Provided data:
-------
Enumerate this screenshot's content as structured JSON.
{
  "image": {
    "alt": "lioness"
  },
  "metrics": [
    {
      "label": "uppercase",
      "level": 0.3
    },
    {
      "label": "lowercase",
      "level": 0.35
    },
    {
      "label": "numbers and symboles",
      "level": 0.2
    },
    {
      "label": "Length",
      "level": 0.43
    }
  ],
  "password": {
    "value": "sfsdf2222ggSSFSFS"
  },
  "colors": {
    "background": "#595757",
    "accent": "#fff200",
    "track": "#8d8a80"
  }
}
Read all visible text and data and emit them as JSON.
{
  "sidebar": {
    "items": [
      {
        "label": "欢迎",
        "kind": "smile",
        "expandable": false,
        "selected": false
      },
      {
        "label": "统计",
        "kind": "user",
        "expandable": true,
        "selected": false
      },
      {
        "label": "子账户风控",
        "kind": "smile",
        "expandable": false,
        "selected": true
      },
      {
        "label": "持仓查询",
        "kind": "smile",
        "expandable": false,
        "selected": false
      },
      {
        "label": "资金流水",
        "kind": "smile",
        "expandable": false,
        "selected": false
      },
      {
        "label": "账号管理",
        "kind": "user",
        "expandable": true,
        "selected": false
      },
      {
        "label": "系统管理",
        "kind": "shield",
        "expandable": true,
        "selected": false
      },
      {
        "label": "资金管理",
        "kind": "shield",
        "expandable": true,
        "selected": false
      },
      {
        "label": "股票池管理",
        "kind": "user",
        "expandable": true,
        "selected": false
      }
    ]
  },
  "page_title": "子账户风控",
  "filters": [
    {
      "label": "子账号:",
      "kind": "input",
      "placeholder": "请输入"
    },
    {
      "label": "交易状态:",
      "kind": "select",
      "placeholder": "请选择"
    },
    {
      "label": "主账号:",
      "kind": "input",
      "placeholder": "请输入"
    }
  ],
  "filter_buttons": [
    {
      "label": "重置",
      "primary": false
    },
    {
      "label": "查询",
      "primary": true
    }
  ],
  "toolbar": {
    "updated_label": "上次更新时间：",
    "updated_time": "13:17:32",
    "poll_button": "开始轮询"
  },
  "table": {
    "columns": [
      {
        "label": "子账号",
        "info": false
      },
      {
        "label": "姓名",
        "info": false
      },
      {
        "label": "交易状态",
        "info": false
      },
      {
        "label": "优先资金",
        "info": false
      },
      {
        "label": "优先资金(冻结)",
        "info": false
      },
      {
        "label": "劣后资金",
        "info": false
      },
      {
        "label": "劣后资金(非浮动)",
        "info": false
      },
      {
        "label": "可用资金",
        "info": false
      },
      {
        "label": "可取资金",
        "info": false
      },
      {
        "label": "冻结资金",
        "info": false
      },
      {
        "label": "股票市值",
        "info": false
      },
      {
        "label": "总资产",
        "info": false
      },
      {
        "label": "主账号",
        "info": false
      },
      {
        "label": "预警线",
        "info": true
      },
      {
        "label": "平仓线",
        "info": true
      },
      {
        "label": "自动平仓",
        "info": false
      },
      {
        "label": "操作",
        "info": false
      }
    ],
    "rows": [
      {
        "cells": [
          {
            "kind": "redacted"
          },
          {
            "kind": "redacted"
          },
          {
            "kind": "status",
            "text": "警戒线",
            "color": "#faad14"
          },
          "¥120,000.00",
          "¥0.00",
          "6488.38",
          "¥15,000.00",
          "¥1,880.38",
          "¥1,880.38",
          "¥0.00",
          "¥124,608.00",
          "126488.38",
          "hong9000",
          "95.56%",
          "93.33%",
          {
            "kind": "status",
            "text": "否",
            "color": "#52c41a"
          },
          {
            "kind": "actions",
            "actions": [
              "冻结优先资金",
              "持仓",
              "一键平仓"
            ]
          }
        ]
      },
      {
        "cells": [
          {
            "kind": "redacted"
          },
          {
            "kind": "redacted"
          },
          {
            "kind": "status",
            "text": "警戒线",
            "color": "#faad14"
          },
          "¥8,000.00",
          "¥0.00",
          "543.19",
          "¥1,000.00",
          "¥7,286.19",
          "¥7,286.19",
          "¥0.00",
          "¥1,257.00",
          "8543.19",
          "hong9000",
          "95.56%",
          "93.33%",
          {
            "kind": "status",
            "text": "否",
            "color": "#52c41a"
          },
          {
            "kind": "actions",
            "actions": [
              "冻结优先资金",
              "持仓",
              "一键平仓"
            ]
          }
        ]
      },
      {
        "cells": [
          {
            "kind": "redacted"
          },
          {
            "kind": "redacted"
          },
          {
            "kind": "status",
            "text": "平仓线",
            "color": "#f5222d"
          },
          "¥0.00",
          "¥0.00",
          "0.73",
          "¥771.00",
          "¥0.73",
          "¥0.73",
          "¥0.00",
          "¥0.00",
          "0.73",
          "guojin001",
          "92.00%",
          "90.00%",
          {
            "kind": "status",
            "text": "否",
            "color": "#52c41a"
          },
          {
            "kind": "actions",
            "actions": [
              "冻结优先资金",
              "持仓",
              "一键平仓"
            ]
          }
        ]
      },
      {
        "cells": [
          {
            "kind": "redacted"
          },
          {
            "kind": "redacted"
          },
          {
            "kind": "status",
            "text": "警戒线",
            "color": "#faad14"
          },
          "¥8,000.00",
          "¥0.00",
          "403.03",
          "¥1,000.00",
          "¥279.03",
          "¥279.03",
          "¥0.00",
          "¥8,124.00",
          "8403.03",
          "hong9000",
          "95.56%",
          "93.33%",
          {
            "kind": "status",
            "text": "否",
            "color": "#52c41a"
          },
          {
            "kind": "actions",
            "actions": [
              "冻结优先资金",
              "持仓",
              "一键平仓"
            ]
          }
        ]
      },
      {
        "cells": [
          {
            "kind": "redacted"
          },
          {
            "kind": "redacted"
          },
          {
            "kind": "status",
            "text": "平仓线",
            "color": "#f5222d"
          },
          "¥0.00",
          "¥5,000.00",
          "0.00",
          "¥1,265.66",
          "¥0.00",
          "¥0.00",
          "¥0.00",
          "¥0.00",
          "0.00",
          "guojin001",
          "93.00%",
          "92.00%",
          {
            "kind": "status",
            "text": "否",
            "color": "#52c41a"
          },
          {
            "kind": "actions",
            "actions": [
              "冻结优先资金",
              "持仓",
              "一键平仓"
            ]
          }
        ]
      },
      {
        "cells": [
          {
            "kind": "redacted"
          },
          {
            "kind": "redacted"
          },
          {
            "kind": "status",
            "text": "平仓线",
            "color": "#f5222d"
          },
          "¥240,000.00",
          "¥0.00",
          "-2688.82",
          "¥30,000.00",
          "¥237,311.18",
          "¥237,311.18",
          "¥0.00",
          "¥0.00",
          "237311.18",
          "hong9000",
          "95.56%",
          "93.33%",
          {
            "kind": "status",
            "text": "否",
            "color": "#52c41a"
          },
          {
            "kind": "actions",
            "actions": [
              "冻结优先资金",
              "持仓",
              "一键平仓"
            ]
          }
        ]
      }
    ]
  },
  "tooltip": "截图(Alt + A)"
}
-------
Short exercise:
Reproduce all of the records exactly.

Solution to this problem:
Enumerate this screenshot's content as structured JSON.
{
  "image": {
    "alt": "lioness"
  },
  "metrics": [
    {
      "label": "uppercase",
      "level": 0.3
    },
    {
      "label": "lowercase",
      "level": 0.35
    },
    {
      "label": "numbers and symboles",
      "level": 0.2
    },
    {
      "label": "Length",
      "level": 0.43
    }
  ],
  "password": {
    "value": "sfsdf2222ggSSFSFS"
  },
  "colors": {
    "background": "#595757",
    "accent": "#fff200",
    "track": "#8d8a80"
  }
}
Read all visible text and data and emit them as JSON.
{
  "sidebar": {
    "items": [
      {
        "label": "欢迎",
        "kind": "smile",
        "expandable": false,
        "selected": false
      },
      {
        "label": "统计",
        "kind": "user",
        "expandable": true,
        "selected": false
      },
      {
        "label": "子账户风控",
        "kind": "smile",
        "expandable": false,
        "selected": true
      },
      {
        "label": "持仓查询",
        "kind": "smile",
        "expandable": false,
        "selected": false
      },
      {
        "label": "资金流水",
        "kind": "smile",
        "expandable": false,
        "selected": false
      },
      {
        "label": "账号管理",
        "kind": "user",
        "expandable": true,
        "selected": false
      },
      {
        "label": "系统管理",
        "kind": "shield",
        "expandable": true,
        "selected": false
      },
      {
        "label": "资金管理",
        "kind": "shield",
        "expandable": true,
        "selected": false
      },
      {
        "label": "股票池管理",
        "kind": "user",
        "expandable": true,
        "selected": false
      }
    ]
  },
  "page_title": "子账户风控",
  "filters": [
    {
      "label": "子账号:",
      "kind": "input",
      "placeholder": "请输入"
    },
    {
      "label": "交易状态:",
      "kind": "select",
      "placeholder": "请选择"
    },
    {
      "label": "主账号:",
      "kind": "input",
      "placeholder": "请输入"
    }
  ],
  "filter_buttons": [
    {
      "label": "重置",
      "primary": false
    },
    {
      "label": "查询",
      "primary": true
    }
  ],
  "toolbar": {
    "updated_label": "上次更新时间：",
    "updated_time": "13:17:32",
    "poll_button": "开始轮询"
  },
  "table": {
    "columns": [
      {
        "label": "子账号",
        "info": false
      },
      {
        "label": "姓名",
        "info": false
      },
      {
        "label": "交易状态",
        "info": false
      },
      {
        "label": "优先资金",
        "info": false
      },
      {
        "label": "优先资金(冻结)",
        "info": false
      },
      {
        "label": "劣后资金",
        "info": false
      },
      {
        "label": "劣后资金(非浮动)",
        "info": false
      },
      {
        "label": "可用资金",
        "info": false
      },
      {
        "label": "可取资金",
        "info": false
      },
      {
        "label": "冻结资金",
        "info": false
      },
      {
        "label": "股票市值",
        "info": false
      },
      {
        "label": "总资产",
        "info": false
      },
      {
        "label": "主账号",
        "info": false
      },
      {
        "label": "预警线",
        "info": true
      },
      {
        "label": "平仓线",
        "info": true
      },
      {
        "label": "自动平仓",
        "info": false
      },
      {
        "label": "操作",
        "info": false
      }
    ],
    "rows": [
      {
        "cells": [
          {
            "kind": "redacted"
          },
          {
            "kind": "redacted"
          },
          {
            "kind": "status",
            "text": "警戒线",
            "color": "#faad14"
          },
          "¥120,000.00",
          "¥0.00",
          "6488.38",
          "¥15,000.00",
          "¥1,880.38",
          "¥1,880.38",
          "¥0.00",
          "¥124,608.00",
          "126488.38",
          "hong9000",
          "95.56%",
          "93.33%",
          {
            "kind": "status",
            "text": "否",
            "color": "#52c41a"
          },
          {
            "kind": "actions",
            "actions": [
              "冻结优先资金",
              "持仓",
              "一键平仓"
            ]
          }
        ]
      },
      {
        "cells": [
          {
            "kind": "redacted"
          },
          {
            "kind": "redacted"
          },
          {
            "kind": "status",
            "text": "警戒线",
            "color": "#faad14"
          },
          "¥8,000.00",
          "¥0.00",
          "543.19",
          "¥1,000.00",
          "¥7,286.19",
          "¥7,286.19",
          "¥0.00",
          "¥1,257.00",
          "8543.19",
          "hong9000",
          "95.56%",
          "93.33%",
          {
            "kind": "status",
            "text": "否",
            "color": "#52c41a"
          },
          {
            "kind": "actions",
            "actions": [
              "冻结优先资金",
              "持仓",
              "一键平仓"
            ]
          }
        ]
      },
      {
        "cells": [
          {
            "kind": "redacted"
          },
          {
            "kind": "redacted"
          },
          {
            "kind": "status",
            "text": "平仓线",
            "color": "#f5222d"
          },
          "¥0.00",
          "¥0.00",
          "0.73",
          "¥771.00",
          "¥0.73",
          "¥0.73",
          "¥0.00",
          "¥0.00",
          "0.73",
          "guojin001",
          "92.00%",
          "90.00%",
          {
            "kind": "status",
            "text": "否",
            "color": "#52c41a"
          },
          {
            "kind": "actions",
            "actions": [
              "冻结优先资金",
              "持仓",
              "一键平仓"
            ]
          }
        ]
      },
      {
        "cells": [
          {
            "kind": "redacted"
          },
          {
            "kind": "redacted"
          },
          {
            "kind": "status",
            "text": "警戒线",
            "color": "#faad14"
          },
          "¥8,000.00",
          "¥0.00",
          "403.03",
          "¥1,000.00",
          "¥279.03",
          "¥279.03",
          "¥0.00",
          "¥8,124.00",
          "8403.03",
          "hong9000",
          "95.56%",
          "93.33%",
          {
            "kind": "status",
            "text": "否",
            "color": "#52c41a"
          },
          {
            "kind": "actions",
            "actions": [
              "冻结优先资金",
              "持仓",
              "一键平仓"
            ]
          }
        ]
      },
      {
        "cells": [
          {
            "kind": "redacted"
          },
          {
            "kind": "redacted"
          },
          {
            "kind": "status",
            "text": "平仓线",
            "color": "#f5222d"
          },
          "¥0.00",
          "¥5,000.00",
          "0.00",
          "¥1,265.66",
          "¥0.00",
          "¥0.00",
          "¥0.00",
          "¥0.00",
          "0.00",
          "guojin001",
          "93.00%",
          "92.00%",
          {
            "kind": "status",
            "text": "否",
            "color": "#52c41a"
          },
          {
            "kind": "actions",
            "actions": [
              "冻结优先资金",
              "持仓",
              "一键平仓"
            ]
          }
        ]
      },
      {
        "cells": [
          {
            "kind": "redacted"
          },
          {
            "kind": "redacted"
          },
          {
            "kind": "status",
            "text": "平仓线",
            "color": "#f5222d"
          },
          "¥240,000.00",
          "¥0.00",
          "-2688.82",
          "¥30,000.00",
          "¥237,311.18",
          "¥237,311.18",
          "¥0.00",
          "¥0.00",
          "237311.18",
          "hong9000",
          "95.56%",
          "93.33%",
          {
            "kind": "status",
            "text": "否",
            "color": "#52c41a"
          },
          {
            "kind": "actions",
            "actions": [
              "冻结优先资金",
              "持仓",
              "一键平仓"
            ]
          }
        ]
      }
    ]
  },
  "tooltip": "截图(Alt + A)"
}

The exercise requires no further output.